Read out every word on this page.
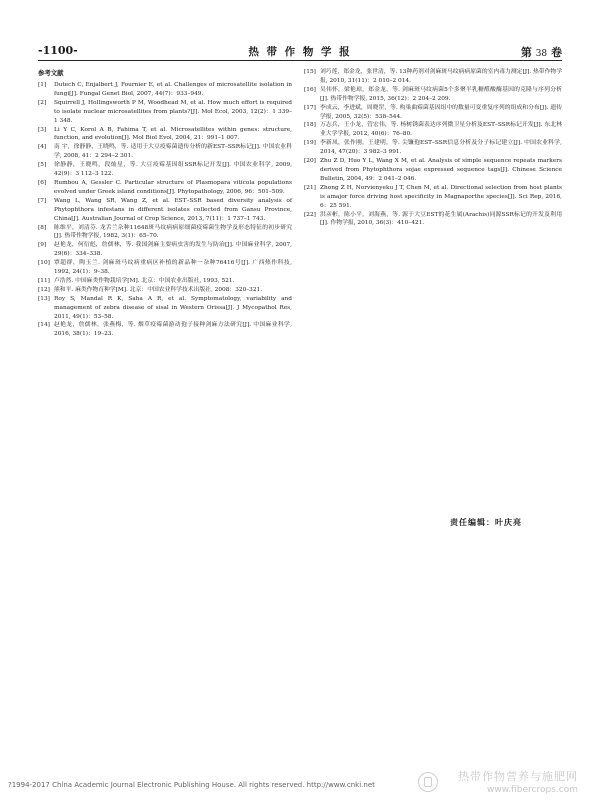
-1100-	热 带 作 物 学 报	第 38 卷
参考文献
[1]	Dutech C, Enjalbert J, Fournier E, et al. Challenges of microsatellite isolation in fungi[J]. Fungal Genet Biol, 2007, 44(7)：933–949.
[2]	Squirrell J, Hollingsworth P M, Woodhead M, et al. How much effort is required to isolate nuclear microsatellites from plants?[J]. Mol Ecol, 2003, 12(2)：1 339–1 348.
[3]	Li Y C, Korol A B, Fahima T, et al. Microsatellites within genes: structure, function, and evolution[J]. Mol Biol Evol, 2004, 21：991–1 007.
[4]	南 宇，徐静静，王晓鸣，等. 适用于大豆疫霉菌遗传分析的新EST–SSR标记[J]. 中国农业科学, 2008, 41：2 294–2 301.
[5]	徐静静，王晓鸣，段灿星，等. 大豆疫霉基因组SSR标记开发[J]. 中国农业科学, 2009, 42(9)：3 112–3 122.
[6]	Rumbou A, Gessler C. Particular structure of Plasmopara viticola populations evolved under Greek island conditions[J]. Phytopathology, 2006, 96：501–509.
[7]	Wang L, Wang SR, Wang Z, et al. EST–SSR based diversity analysis of Phytophthora infestans in different isolates collected from Gansu Province, China[J]. Australian Journal of Crop Science, 2013, 7(11)：1 737–1 743.
[8]	陈维平，刘清芬. 龙舌兰杂种11648斑马纹病病原细菌疫霉菌生物学及形态特征的初步研究[J]. 热带作物学报, 1982, 3(1)：65–70.
[9]	赵艳龙，何衍彪，詹儒林，等. 我国剑麻主要病虫害的发生与防治[J]. 中国麻业科学, 2007, 29(6)：334–338.
[10] 覃超群，陶玉兰. 剑麻斑马纹病重病区补植的新品种一杂种76416号[J]. 广西热作科技, 1992, 24(1)：9–38.
[11] 卢浩然. 中国麻类作物栽培学[M]. 北京：中国农业出版社, 1993, 521.
[12] 熊和平. 麻类作物育种学[M]. 北京：中国农业科学技术出版社, 2008：320–321.
[13] Roy S, Mandal R K, Saha A R, et al. Symptomatology, variability and management of zebra disease of sisal in Western Orissa[J]. J Mycopathol Res, 2011, 49(1)：53–58.
[14] 赵艳龙，詹儒林，张燕梅，等. 烟草疫霉菌游动孢子接种剑麻方法研究[J]. 中国麻业科学, 2016, 38(1)：19–23.
[15] 刘巧莲，郑金龙，张世清，等. 13种药剂对剑麻斑马纹病病原菌的室内毒力测定[J]. 热带作物学报, 2010, 31(11)：2 010–2 014.
[16] 吴伟怀，梁艳琼，郑金龙，等. 剑麻斑马纹病菌5个多聚半乳糖醛酸酶基因的克隆与序列分析[J]. 热带作物学报, 2015, 36(12)：2 204–2 209.
[17] 李成云，李进斌，周晓罡，等. 构巢曲霉菌基因组中的数量可变重复序列的组成和分布[J]. 遗传学报, 2005, 32(5)：538–544.
[18] 万志兵，王小龙，管宏伟，等. 杨树锈菌表达序列微卫星分析及EST–SSR标记开发[J]. 东北林业大学学报, 2012, 40(6)：76–80.
[19] 李新凤，张作刚，王建明，等. 尖镰孢EST–SSR信息分析及分子标记建立[J]. 中国农业科学, 2014, 47(20)：3 982–3 991.
[20] Zhu Z D, Huo Y L, Wang X M, et al. Analysis of simple sequence repeats markers derived from Phytophthora sojae expressed sequence tags[J]. Chinese Science Bulletin, 2004, 49：2 041–2 046.
[21] Zhong Z H, Norvienyeku J T, Chen M, et al. Directional selection from host plants is amajor force driving host specificity in Magnaporthe species[J]. Sci Rep, 2016, 6：25 591.
[22] 洪彦彬，陈小平，刘海燕，等. 源于大豆EST的花生属(Arachis)同源SSR标记的开发及利用[J]. 作物学报, 2010, 36(3)：410–421.
责任编辑：叶庆亮
?1994-2017 China Academic Journal Electronic Publishing House. All rights reserved. http://www.cnki.net
热带作物营养与施肥网
www.fibercrops.com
================
**EXERCISE DETAILS:**
Filter the listing above down to the lines that contain the word "from".

**WRITTEN REPLY:**
[2]	Squirrell J, Hollingsworth P M, Woodhead M, et al. How much effort is required to isolate nuclear microsatellites from plants?[J]. Mol Ecol, 2003, 12(2)：1 339–1 348.
[7]	Wang L, Wang SR, Wang Z, et al. EST–SSR based diversity analysis of Phytophthora infestans in different isolates collected from Gansu Province, China[J]. Australian Journal of Crop Science, 2013, 7(11)：1 737–1 743.
[20] Zhu Z D, Huo Y L, Wang X M, et al. Analysis of simple sequence repeats markers derived from Phytophthora sojae expressed sequence tags[J]. Chinese Science Bulletin, 2004, 49：2 041–2 046.
[21] Zhong Z H, Norvienyeku J T, Chen M, et al. Directional selection from host plants is amajor force driving host specificity in Magnaporthe species[J]. Sci Rep, 2016, 6：25 591.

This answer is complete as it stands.